- **Directive**: Would you transcribe all of the data exactly, down to the last character?

========================================

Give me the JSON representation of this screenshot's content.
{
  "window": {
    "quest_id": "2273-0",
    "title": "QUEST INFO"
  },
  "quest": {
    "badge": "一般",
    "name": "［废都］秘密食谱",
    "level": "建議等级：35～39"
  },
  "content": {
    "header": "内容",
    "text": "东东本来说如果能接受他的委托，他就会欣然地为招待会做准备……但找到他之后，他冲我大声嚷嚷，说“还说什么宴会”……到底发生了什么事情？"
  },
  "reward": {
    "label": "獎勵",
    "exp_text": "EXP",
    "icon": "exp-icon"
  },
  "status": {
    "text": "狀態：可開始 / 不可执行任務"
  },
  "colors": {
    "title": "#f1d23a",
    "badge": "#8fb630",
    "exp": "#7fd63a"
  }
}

========================================

- **Solution**:
Give me the JSON representation of this screenshot's content.
{
  "window": {
    "quest_id": "2273-0",
    "title": "QUEST INFO"
  },
  "quest": {
    "badge": "一般",
    "name": "［废都］秘密食谱",
    "level": "建議等级：35～39"
  },
  "content": {
    "header": "内容",
    "text": "东东本来说如果能接受他的委托，他就会欣然地为招待会做准备……但找到他之后，他冲我大声嚷嚷，说“还说什么宴会”……到底发生了什么事情？"
  },
  "reward": {
    "label": "獎勵",
    "exp_text": "EXP",
    "icon": "exp-icon"
  },
  "status": {
    "text": "狀態：可開始 / 不可执行任務"
  },
  "colors": {
    "title": "#f1d23a",
    "badge": "#8fb630",
    "exp": "#7fd63a"
  }
}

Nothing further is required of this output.